"""

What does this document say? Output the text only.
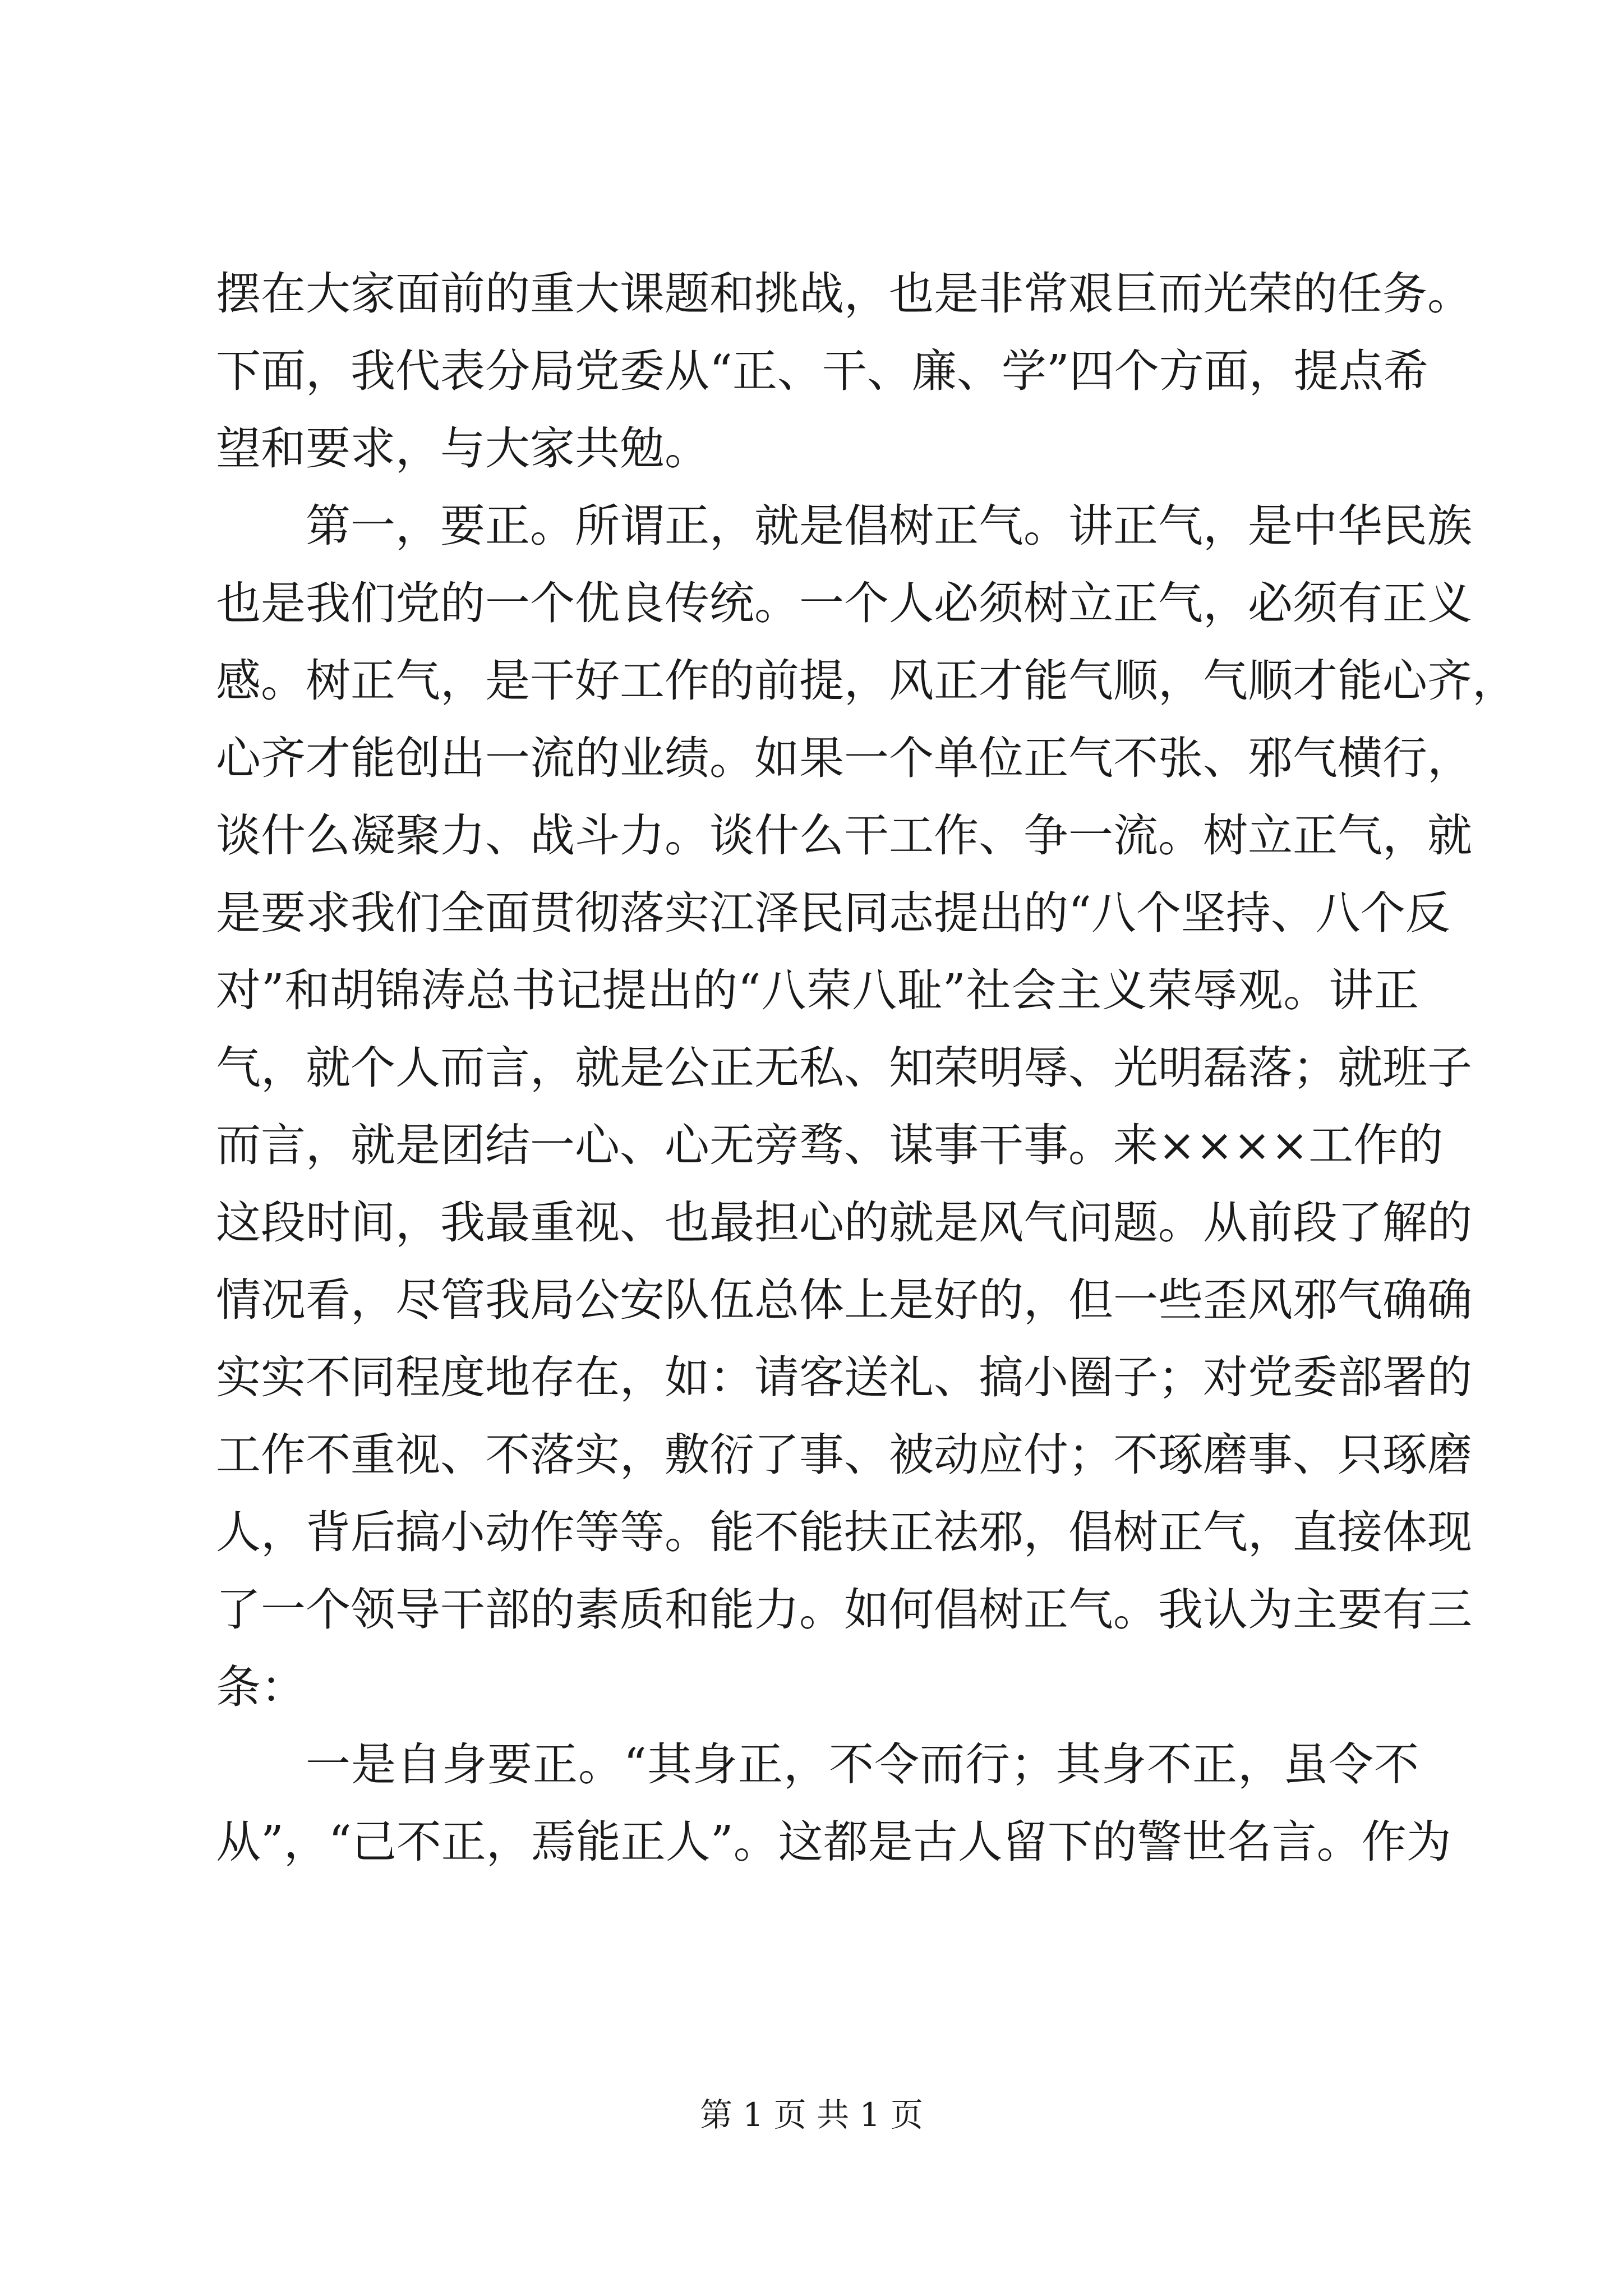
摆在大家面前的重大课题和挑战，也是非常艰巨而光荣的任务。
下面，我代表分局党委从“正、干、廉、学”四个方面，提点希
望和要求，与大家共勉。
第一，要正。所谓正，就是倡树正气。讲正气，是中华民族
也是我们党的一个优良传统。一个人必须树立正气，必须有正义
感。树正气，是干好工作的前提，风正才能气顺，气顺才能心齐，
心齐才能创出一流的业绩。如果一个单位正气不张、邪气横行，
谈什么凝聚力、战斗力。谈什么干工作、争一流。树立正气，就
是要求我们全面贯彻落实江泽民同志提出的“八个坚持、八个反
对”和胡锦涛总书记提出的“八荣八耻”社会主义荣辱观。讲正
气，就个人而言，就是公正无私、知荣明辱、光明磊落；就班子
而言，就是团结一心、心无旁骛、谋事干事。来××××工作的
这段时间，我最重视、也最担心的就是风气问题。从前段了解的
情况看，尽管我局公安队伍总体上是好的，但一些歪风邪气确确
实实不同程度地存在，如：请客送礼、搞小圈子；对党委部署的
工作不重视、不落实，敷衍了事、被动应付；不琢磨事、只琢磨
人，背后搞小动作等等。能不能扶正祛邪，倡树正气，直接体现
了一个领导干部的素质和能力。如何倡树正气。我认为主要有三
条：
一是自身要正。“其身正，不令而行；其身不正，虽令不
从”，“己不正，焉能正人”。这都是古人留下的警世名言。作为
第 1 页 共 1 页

"""

§ What to produce
Print the complete listing exactly, apart from any pictures.

§ Solution to this problem
What does this document say? Output the text only.
摆在大家面前的重大课题和挑战，也是非常艰巨而光荣的任务。
下面，我代表分局党委从“正、干、廉、学”四个方面，提点希
望和要求，与大家共勉。
第一，要正。所谓正，就是倡树正气。讲正气，是中华民族
也是我们党的一个优良传统。一个人必须树立正气，必须有正义
感。树正气，是干好工作的前提，风正才能气顺，气顺才能心齐，
心齐才能创出一流的业绩。如果一个单位正气不张、邪气横行，
谈什么凝聚力、战斗力。谈什么干工作、争一流。树立正气，就
是要求我们全面贯彻落实江泽民同志提出的“八个坚持、八个反
对”和胡锦涛总书记提出的“八荣八耻”社会主义荣辱观。讲正
气，就个人而言，就是公正无私、知荣明辱、光明磊落；就班子
而言，就是团结一心、心无旁骛、谋事干事。来××××工作的
这段时间，我最重视、也最担心的就是风气问题。从前段了解的
情况看，尽管我局公安队伍总体上是好的，但一些歪风邪气确确
实实不同程度地存在，如：请客送礼、搞小圈子；对党委部署的
工作不重视、不落实，敷衍了事、被动应付；不琢磨事、只琢磨
人，背后搞小动作等等。能不能扶正祛邪，倡树正气，直接体现
了一个领导干部的素质和能力。如何倡树正气。我认为主要有三
条：
一是自身要正。“其身正，不令而行；其身不正，虽令不
从”，“己不正，焉能正人”。这都是古人留下的警世名言。作为
第 1 页 共 1 页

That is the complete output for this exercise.